# [To be done]
All of the data that follows should be retyped exactly, please, except the pictures.

-=-=-

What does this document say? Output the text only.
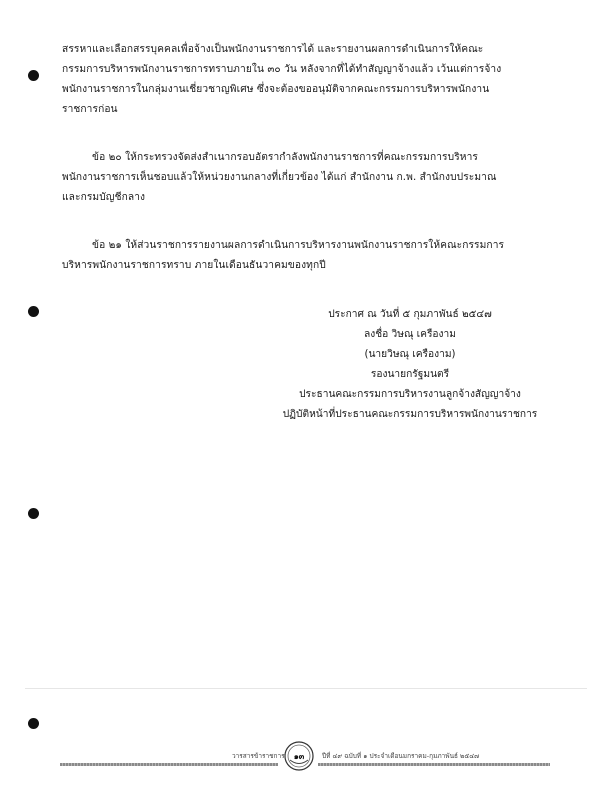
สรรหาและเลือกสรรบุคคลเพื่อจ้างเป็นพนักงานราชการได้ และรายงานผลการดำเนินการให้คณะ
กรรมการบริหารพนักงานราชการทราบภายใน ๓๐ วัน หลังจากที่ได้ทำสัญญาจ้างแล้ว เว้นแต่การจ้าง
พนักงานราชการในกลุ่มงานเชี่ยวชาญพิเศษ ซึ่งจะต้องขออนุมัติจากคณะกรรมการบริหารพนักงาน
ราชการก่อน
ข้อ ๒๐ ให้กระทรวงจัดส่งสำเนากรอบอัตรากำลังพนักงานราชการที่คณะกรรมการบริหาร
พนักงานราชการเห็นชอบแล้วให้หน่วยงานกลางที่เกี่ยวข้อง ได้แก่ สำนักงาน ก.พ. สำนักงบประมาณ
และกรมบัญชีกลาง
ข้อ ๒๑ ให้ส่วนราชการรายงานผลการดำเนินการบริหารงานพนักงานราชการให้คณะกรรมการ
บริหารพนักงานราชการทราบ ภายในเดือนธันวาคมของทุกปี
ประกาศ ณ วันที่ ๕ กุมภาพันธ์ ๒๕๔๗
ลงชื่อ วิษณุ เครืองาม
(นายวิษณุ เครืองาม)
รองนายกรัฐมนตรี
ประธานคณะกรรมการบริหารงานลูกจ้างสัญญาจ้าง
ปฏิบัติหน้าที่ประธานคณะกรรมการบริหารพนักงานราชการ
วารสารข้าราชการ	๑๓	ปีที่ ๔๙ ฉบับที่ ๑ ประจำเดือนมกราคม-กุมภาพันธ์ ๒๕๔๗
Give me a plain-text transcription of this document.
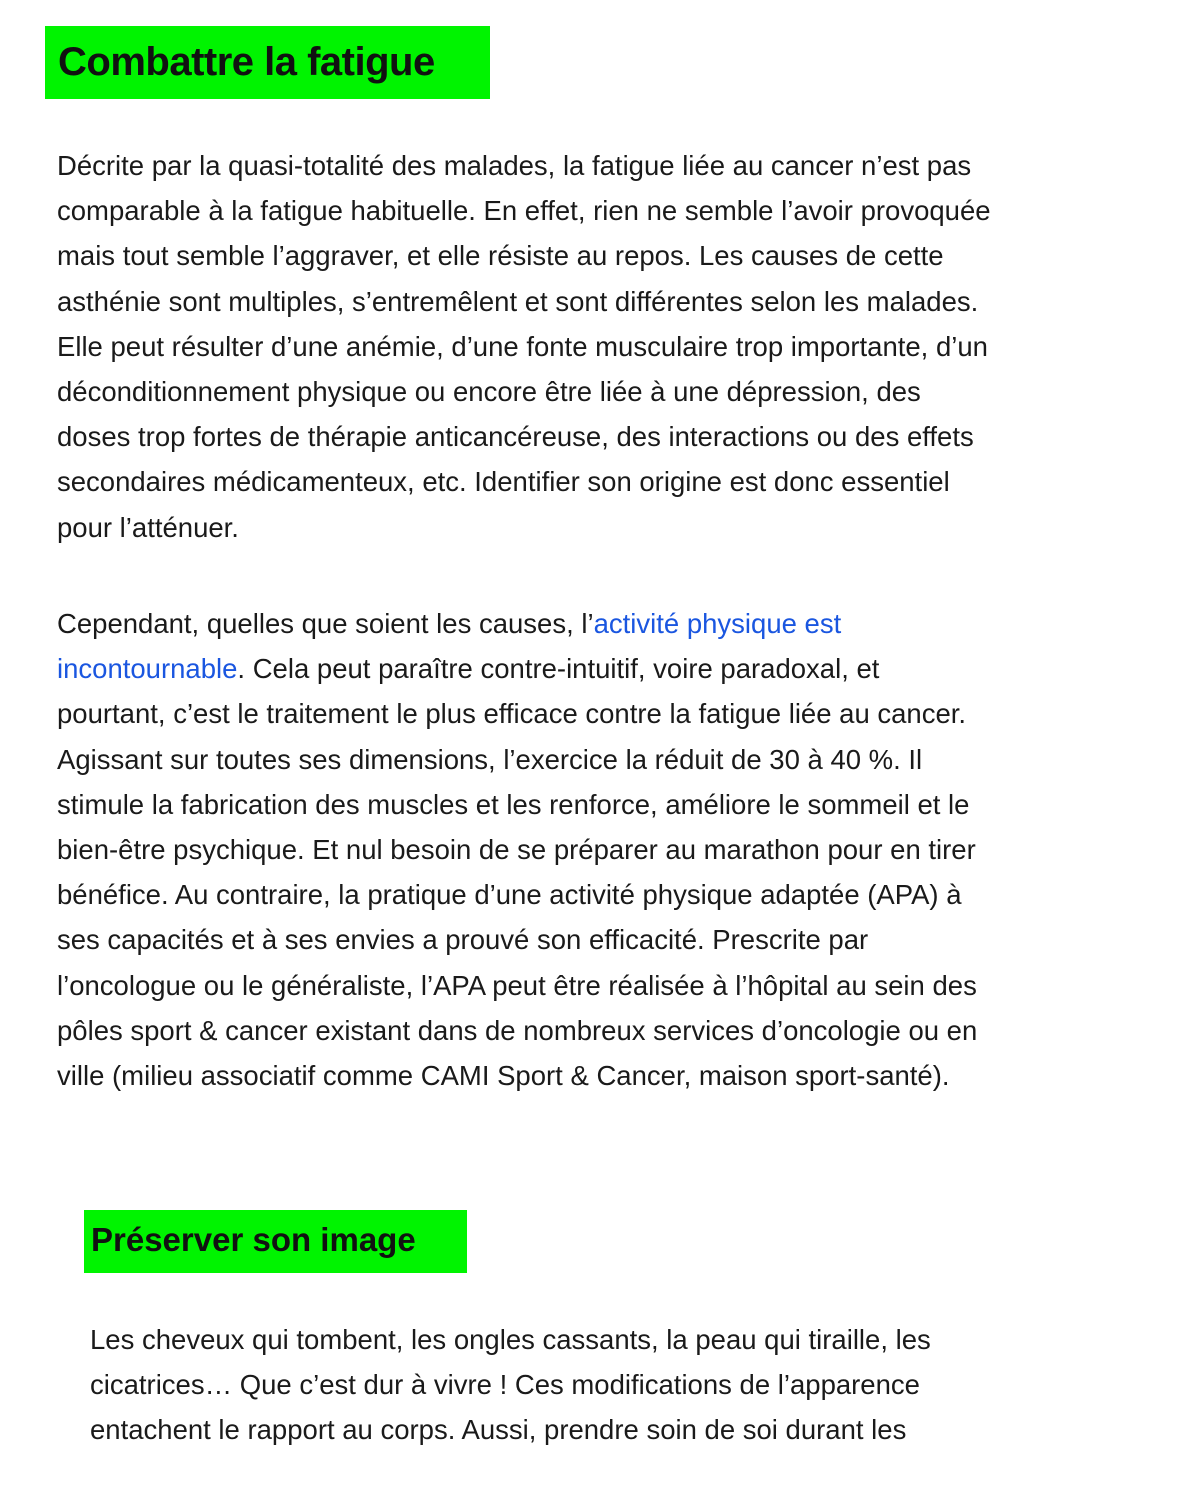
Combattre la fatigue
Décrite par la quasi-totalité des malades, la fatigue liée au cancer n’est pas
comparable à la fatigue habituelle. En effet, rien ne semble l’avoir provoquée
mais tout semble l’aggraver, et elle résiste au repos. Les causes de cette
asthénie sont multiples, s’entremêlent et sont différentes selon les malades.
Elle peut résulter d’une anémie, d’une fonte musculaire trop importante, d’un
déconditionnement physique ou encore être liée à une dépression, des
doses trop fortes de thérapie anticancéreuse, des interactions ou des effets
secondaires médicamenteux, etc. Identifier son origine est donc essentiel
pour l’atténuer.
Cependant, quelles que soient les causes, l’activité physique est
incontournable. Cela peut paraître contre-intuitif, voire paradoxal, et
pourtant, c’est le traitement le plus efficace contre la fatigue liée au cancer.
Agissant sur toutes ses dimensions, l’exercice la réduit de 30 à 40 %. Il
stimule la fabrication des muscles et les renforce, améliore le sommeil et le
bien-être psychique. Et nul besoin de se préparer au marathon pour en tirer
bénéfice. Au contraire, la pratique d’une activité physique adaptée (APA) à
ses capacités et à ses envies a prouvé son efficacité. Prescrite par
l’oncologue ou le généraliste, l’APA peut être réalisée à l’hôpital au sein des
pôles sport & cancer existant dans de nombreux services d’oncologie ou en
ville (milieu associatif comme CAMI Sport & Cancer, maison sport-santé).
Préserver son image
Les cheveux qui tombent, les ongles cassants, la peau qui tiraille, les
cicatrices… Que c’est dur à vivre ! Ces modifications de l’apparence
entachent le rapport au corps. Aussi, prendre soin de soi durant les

-=-=-

# [Complete answer]
What does this document say? Output the text only.
สรรหาและเลือกสรรบุคคลเพื่อจ้างเป็นพนักงานราชการได้ และรายงานผลการดำเนินการให้คณะ
กรรมการบริหารพนักงานราชการทราบภายใน ๓๐ วัน หลังจากที่ได้ทำสัญญาจ้างแล้ว เว้นแต่การจ้าง
พนักงานราชการในกลุ่มงานเชี่ยวชาญพิเศษ ซึ่งจะต้องขออนุมัติจากคณะกรรมการบริหารพนักงาน
ราชการก่อน
ข้อ ๒๐ ให้กระทรวงจัดส่งสำเนากรอบอัตรากำลังพนักงานราชการที่คณะกรรมการบริหาร
พนักงานราชการเห็นชอบแล้วให้หน่วยงานกลางที่เกี่ยวข้อง ได้แก่ สำนักงาน ก.พ. สำนักงบประมาณ
และกรมบัญชีกลาง
ข้อ ๒๑ ให้ส่วนราชการรายงานผลการดำเนินการบริหารงานพนักงานราชการให้คณะกรรมการ
บริหารพนักงานราชการทราบ ภายในเดือนธันวาคมของทุกปี
ประกาศ ณ วันที่ ๕ กุมภาพันธ์ ๒๕๔๗
ลงชื่อ วิษณุ เครืองาม
(นายวิษณุ เครืองาม)
รองนายกรัฐมนตรี
ประธานคณะกรรมการบริหารงานลูกจ้างสัญญาจ้าง
ปฏิบัติหน้าที่ประธานคณะกรรมการบริหารพนักงานราชการ
วารสารข้าราชการ	๑๓	ปีที่ ๔๙ ฉบับที่ ๑ ประจำเดือนมกราคม-กุมภาพันธ์ ๒๕๔๗
Give me a plain-text transcription of this document.
Combattre la fatigue
Décrite par la quasi-totalité des malades, la fatigue liée au cancer n’est pas
comparable à la fatigue habituelle. En effet, rien ne semble l’avoir provoquée
mais tout semble l’aggraver, et elle résiste au repos. Les causes de cette
asthénie sont multiples, s’entremêlent et sont différentes selon les malades.
Elle peut résulter d’une anémie, d’une fonte musculaire trop importante, d’un
déconditionnement physique ou encore être liée à une dépression, des
doses trop fortes de thérapie anticancéreuse, des interactions ou des effets
secondaires médicamenteux, etc. Identifier son origine est donc essentiel
pour l’atténuer.
Cependant, quelles que soient les causes, l’activité physique est
incontournable. Cela peut paraître contre-intuitif, voire paradoxal, et
pourtant, c’est le traitement le plus efficace contre la fatigue liée au cancer.
Agissant sur toutes ses dimensions, l’exercice la réduit de 30 à 40 %. Il
stimule la fabrication des muscles et les renforce, améliore le sommeil et le
bien-être psychique. Et nul besoin de se préparer au marathon pour en tirer
bénéfice. Au contraire, la pratique d’une activité physique adaptée (APA) à
ses capacités et à ses envies a prouvé son efficacité. Prescrite par
l’oncologue ou le généraliste, l’APA peut être réalisée à l’hôpital au sein des
pôles sport & cancer existant dans de nombreux services d’oncologie ou en
ville (milieu associatif comme CAMI Sport & Cancer, maison sport-santé).
Préserver son image
Les cheveux qui tombent, les ongles cassants, la peau qui tiraille, les
cicatrices… Que c’est dur à vivre ! Ces modifications de l’apparence
entachent le rapport au corps. Aussi, prendre soin de soi durant les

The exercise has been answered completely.